THE PROBLEM -> Read through the data and report every line in which the word "true" occurs.

::: DATA FOR THIS EXERCISE :::

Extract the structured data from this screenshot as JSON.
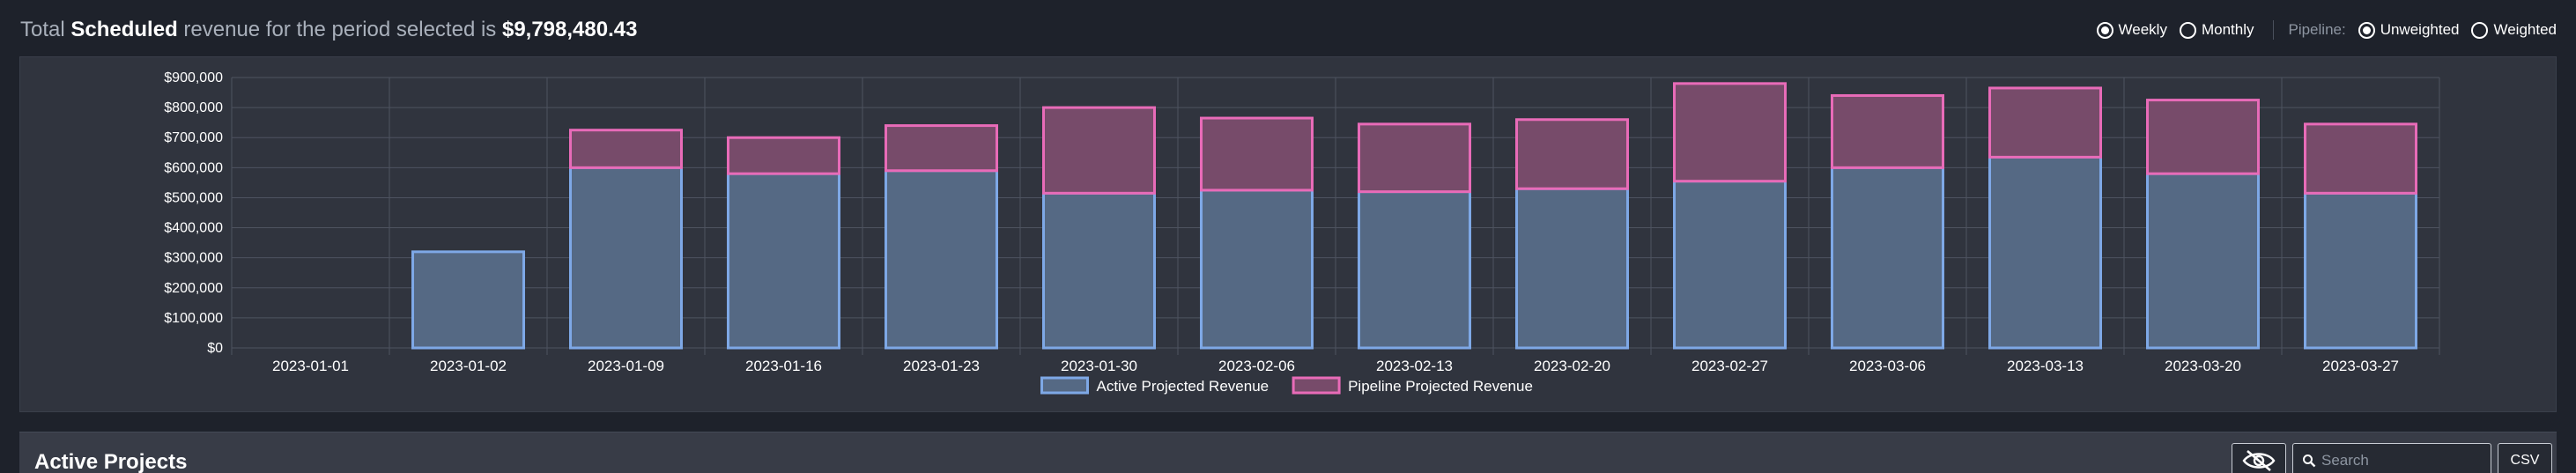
{
  "header": {
    "prefix": "Total",
    "emphasis": "Scheduled",
    "middle": "revenue for the period selected is",
    "total": "$9,798,480.43"
  },
  "period_options": [
    {
      "label": "Weekly",
      "checked": true
    },
    {
      "label": "Monthly",
      "checked": false
    }
  ],
  "pipeline": {
    "label": "Pipeline:",
    "options": [
      {
        "label": "Unweighted",
        "checked": true
      },
      {
        "label": "Weighted",
        "checked": false
      }
    ]
  },
  "chart_data": {
    "type": "bar",
    "stacked": true,
    "categories": [
      "2023-01-01",
      "2023-01-02",
      "2023-01-09",
      "2023-01-16",
      "2023-01-23",
      "2023-01-30",
      "2023-02-06",
      "2023-02-13",
      "2023-02-20",
      "2023-02-27",
      "2023-03-06",
      "2023-03-13",
      "2023-03-20",
      "2023-03-27"
    ],
    "series": [
      {
        "name": "Active Projected Revenue",
        "color": "#7ea8e6",
        "fill": "#556984",
        "values": [
          0,
          320000,
          600000,
          580000,
          590000,
          515000,
          525000,
          520000,
          530000,
          555000,
          600000,
          635000,
          580000,
          515000
        ]
      },
      {
        "name": "Pipeline Projected Revenue",
        "color": "#e86bb8",
        "fill": "#774b6a",
        "values": [
          0,
          0,
          125000,
          120000,
          150000,
          285000,
          240000,
          225000,
          230000,
          325000,
          240000,
          230000,
          245000,
          230000
        ]
      }
    ],
    "ylim": [
      0,
      900000
    ],
    "yticks": [
      "$0",
      "$100,000",
      "$200,000",
      "$300,000",
      "$400,000",
      "$500,000",
      "$600,000",
      "$700,000",
      "$800,000",
      "$900,000"
    ],
    "grid": true,
    "legend": "bottom-center"
  },
  "projects": {
    "title": "Active Projects",
    "search_placeholder": "Search",
    "csv_label": "CSV",
    "hide_icon": "eye-slash-icon",
    "search_icon": "search-icon"
  }
}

:::

TASK SOLUTION ->
      "checked": true
        "checked": true
    "stacked": true,
    "grid": true,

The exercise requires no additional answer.